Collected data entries
____________

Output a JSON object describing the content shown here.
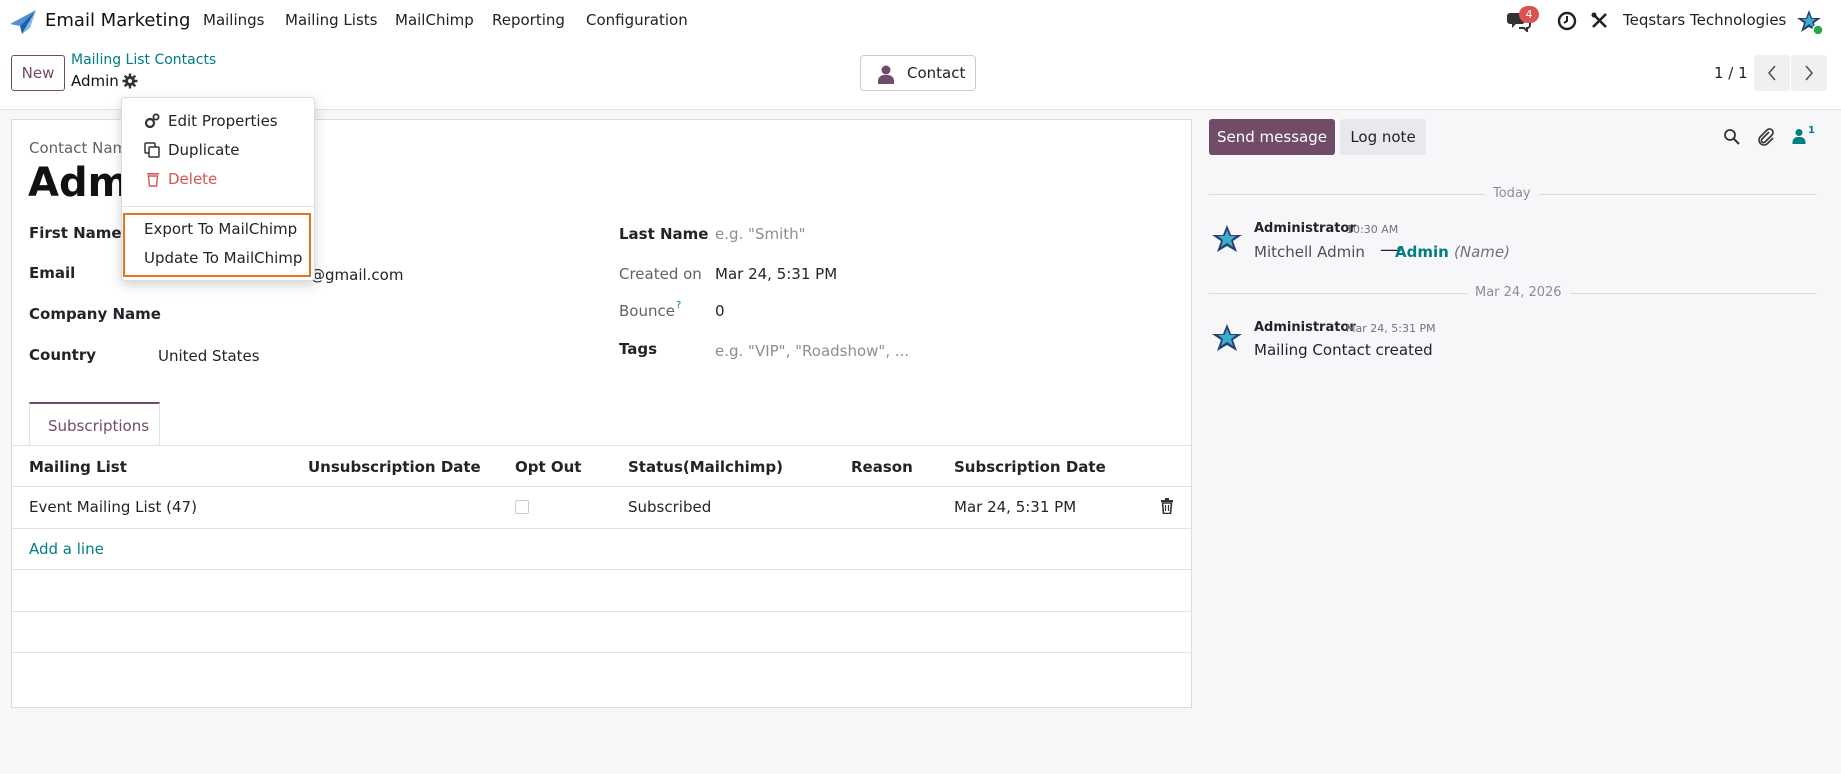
{
  "app": {
    "name": "Email Marketing"
  },
  "nav": {
    "menus": [
      "Mailings",
      "Mailing Lists",
      "MailChimp",
      "Reporting",
      "Configuration"
    ],
    "messages_badge": "4",
    "company": "Teqstars Technologies"
  },
  "control": {
    "new_label": "New",
    "breadcrumb_parent": "Mailing List Contacts",
    "breadcrumb_current": "Admin",
    "contact_button": "Contact",
    "pager": "1 / 1"
  },
  "dropdown": {
    "items": [
      "Edit Properties",
      "Duplicate",
      "Delete"
    ],
    "mailchimp_items": [
      "Export To MailChimp",
      "Update To MailChimp"
    ]
  },
  "form": {
    "contact_name_label": "Contact Nam",
    "contact_name": "Admi",
    "first_name_label": "First Name",
    "email_label": "Email",
    "email_value": "@gmail.com",
    "company_label": "Company Name",
    "country_label": "Country",
    "country_value": "United States",
    "last_name_label": "Last Name",
    "last_name_placeholder": "e.g. \"Smith\"",
    "created_on_label": "Created on",
    "created_on_value": "Mar 24, 5:31 PM",
    "bounce_label": "Bounce",
    "bounce_help": "?",
    "bounce_value": "0",
    "tags_label": "Tags",
    "tags_placeholder": "e.g. \"VIP\", \"Roadshow\", ..."
  },
  "subscriptions": {
    "tab_label": "Subscriptions",
    "columns": [
      "Mailing List",
      "Unsubscription Date",
      "Opt Out",
      "Status(Mailchimp)",
      "Reason",
      "Subscription Date"
    ],
    "rows": [
      {
        "mailing_list": "Event Mailing List (47)",
        "unsubscription_date": "",
        "opt_out": false,
        "status": "Subscribed",
        "reason": "",
        "subscription_date": "Mar 24, 5:31 PM"
      }
    ],
    "add_line": "Add a line"
  },
  "chatter": {
    "send_message": "Send message",
    "log_note": "Log note",
    "followers_count": "1",
    "groups": [
      {
        "date_label": "Today",
        "messages": [
          {
            "author": "Administrator",
            "time": "10:30 AM",
            "old_value": "Mitchell Admin",
            "arrow": "⟶",
            "new_value": "Admin",
            "field": "(Name)"
          }
        ]
      },
      {
        "date_label": "Mar 24, 2026",
        "messages": [
          {
            "author": "Administrator",
            "time": "Mar 24, 5:31 PM",
            "body": "Mailing Contact created"
          }
        ]
      }
    ]
  },
  "colors": {
    "brand": "#714b67",
    "link": "#017e84",
    "danger": "#d9534f",
    "highlight": "#e8741e"
  }
}
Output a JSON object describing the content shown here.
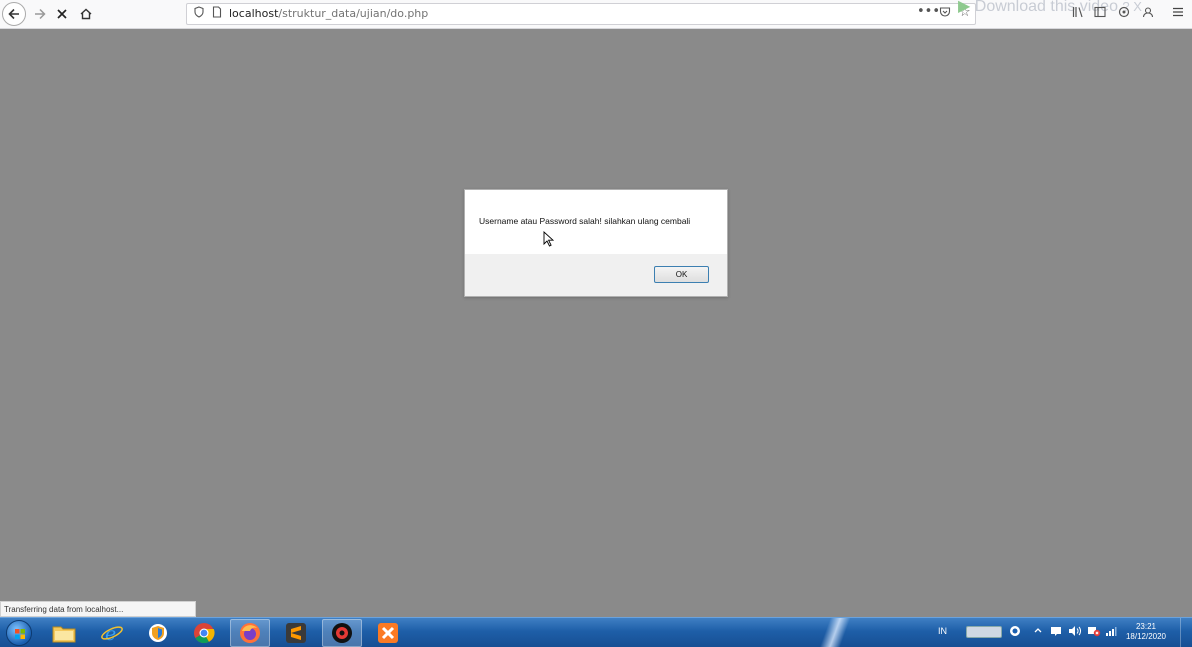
{
  "browser": {
    "url_host": "localhost",
    "url_path": "/struktur_data/ujian/do.php",
    "overlay_text": "Download this video",
    "overlay_extra": "? X"
  },
  "dialog": {
    "message": "Username atau Password salah! silahkan ulang cembali",
    "ok_label": "OK"
  },
  "status": {
    "text": "Transferring data from localhost..."
  },
  "taskbar": {
    "language": "IN",
    "time": "23:21",
    "date": "18/12/2020"
  }
}
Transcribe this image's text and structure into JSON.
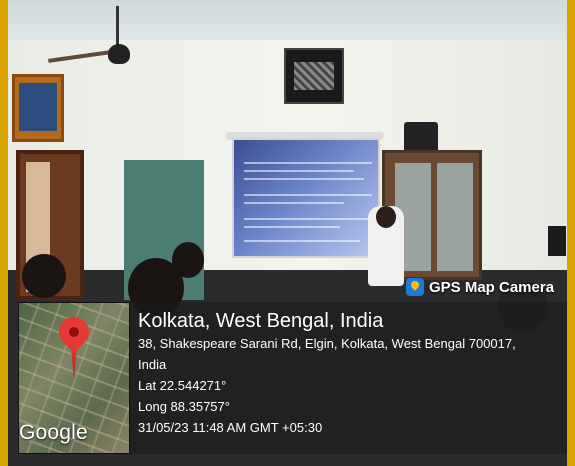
{
  "overlay": {
    "badge_label": "GPS Map Camera",
    "badge_icon": "gps-map-camera-icon",
    "location_title": "Kolkata, West Bengal, India",
    "address_line1": "38, Shakespeare Sarani Rd, Elgin, Kolkata, West Bengal 700017,",
    "address_line2": "India",
    "latitude": "Lat 22.544271°",
    "longitude": "Long 88.35757°",
    "timestamp": "31/05/23 11:48 AM GMT +05:30",
    "map_logo": "Google",
    "pin_icon": "location-pin-icon"
  },
  "colors": {
    "frame": "#d9a300",
    "pin": "#e53935",
    "panel_bg": "rgba(25,25,25,0.58)"
  }
}
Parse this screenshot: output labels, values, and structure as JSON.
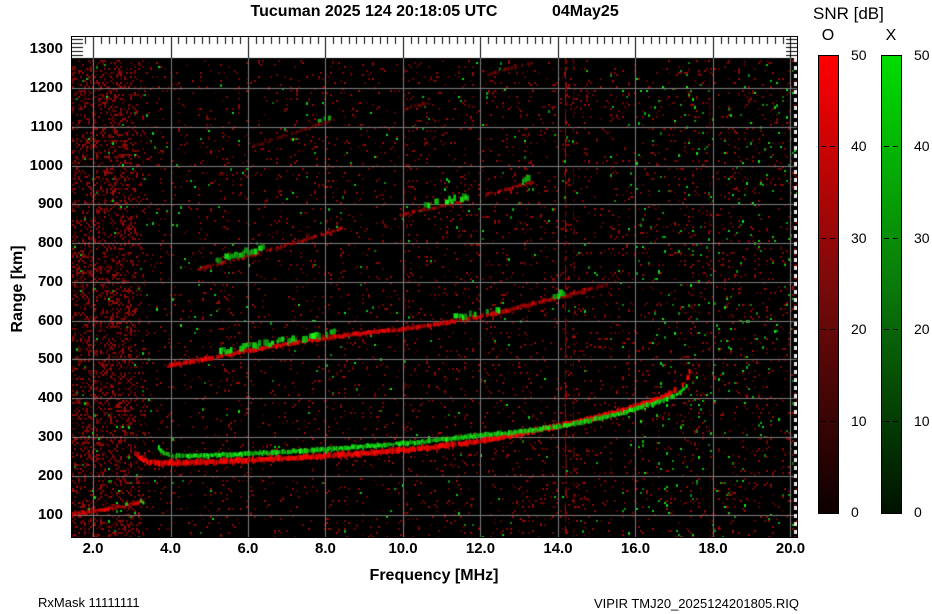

____________

Skip the pictures and print each record exactly as it stands.

Output a JSON object describing the content shown here.
{
  "app": {
    "name": "Email Marketing"
  },
  "nav": {
    "menus": [
      "Mailings",
      "Mailing Lists",
      "MailChimp",
      "Reporting",
      "Configuration"
    ],
    "messages_badge": "4",
    "company": "Teqstars Technologies"
  },
  "control": {
    "new_label": "New",
    "breadcrumb_parent": "Mailing List Contacts",
    "breadcrumb_current": "Admin",
    "contact_button": "Contact",
    "pager": "1 / 1"
  },
  "dropdown": {
    "items": [
      "Edit Properties",
      "Duplicate",
      "Delete"
    ],
    "mailchimp_items": [
      "Export To MailChimp",
      "Update To MailChimp"
    ]
  },
  "form": {
    "contact_name_label": "Contact Nam",
    "contact_name": "Admi",
    "first_name_label": "First Name",
    "email_label": "Email",
    "email_value": "@gmail.com",
    "company_label": "Company Name",
    "country_label": "Country",
    "country_value": "United States",
    "last_name_label": "Last Name",
    "last_name_placeholder": "e.g. \"Smith\"",
    "created_on_label": "Created on",
    "created_on_value": "Mar 24, 5:31 PM",
    "bounce_label": "Bounce",
    "bounce_help": "?",
    "bounce_value": "0",
    "tags_label": "Tags",
    "tags_placeholder": "e.g. \"VIP\", \"Roadshow\", ..."
  },
  "subscriptions": {
    "tab_label": "Subscriptions",
    "columns": [
      "Mailing List",
      "Unsubscription Date",
      "Opt Out",
      "Status(Mailchimp)",
      "Reason",
      "Subscription Date"
    ],
    "rows": [
      {
        "mailing_list": "Event Mailing List (47)",
        "unsubscription_date": "",
        "opt_out": false,
        "status": "Subscribed",
        "reason": "",
        "subscription_date": "Mar 24, 5:31 PM"
      }
    ],
    "add_line": "Add a line"
  },
  "chatter": {
    "send_message": "Send message",
    "log_note": "Log note",
    "followers_count": "1",
    "groups": [
      {
        "date_label": "Today",
        "messages": [
          {
            "author": "Administrator",
            "time": "10:30 AM",
            "old_value": "Mitchell Admin",
            "arrow": "⟶",
            "new_value": "Admin",
            "field": "(Name)"
          }
        ]
      },
      {
        "date_label": "Mar 24, 2026",
        "messages": [
          {
            "author": "Administrator",
            "time": "Mar 24, 5:31 PM",
            "body": "Mailing Contact created"
          }
        ]
      }
    ]
  },
  "colors": {
    "brand": "#714b67",
    "link": "#017e84",
    "danger": "#d9534f",
    "highlight": "#e8741e"
  }
}
Output a JSON object describing the content shown here.
{
  "browser": {
    "url_host": "localhost",
    "url_path": "/struktur_data/ujian/do.php",
    "overlay_text": "Download this video",
    "overlay_extra": "? X"
  },
  "dialog": {
    "message": "Username atau Password salah! silahkan ulang cembali",
    "ok_label": "OK"
  },
  "status": {
    "text": "Transferring data from localhost..."
  },
  "taskbar": {
    "language": "IN",
    "time": "23:21",
    "date": "18/12/2020"
  }
}
Transcribe this image's text and structure into JSON.
{
  "overlay": {
    "badge_label": "GPS Map Camera",
    "badge_icon": "gps-map-camera-icon",
    "location_title": "Kolkata, West Bengal, India",
    "address_line1": "38, Shakespeare Sarani Rd, Elgin, Kolkata, West Bengal 700017,",
    "address_line2": "India",
    "latitude": "Lat 22.544271°",
    "longitude": "Long 88.35757°",
    "timestamp": "31/05/23 11:48 AM GMT +05:30",
    "map_logo": "Google",
    "pin_icon": "location-pin-icon"
  },
  "colors": {
    "frame": "#d9a300",
    "pin": "#e53935",
    "panel_bg": "rgba(25,25,25,0.58)"
  }
}
Parse this screenshot: output labels, values, and structure as JSON.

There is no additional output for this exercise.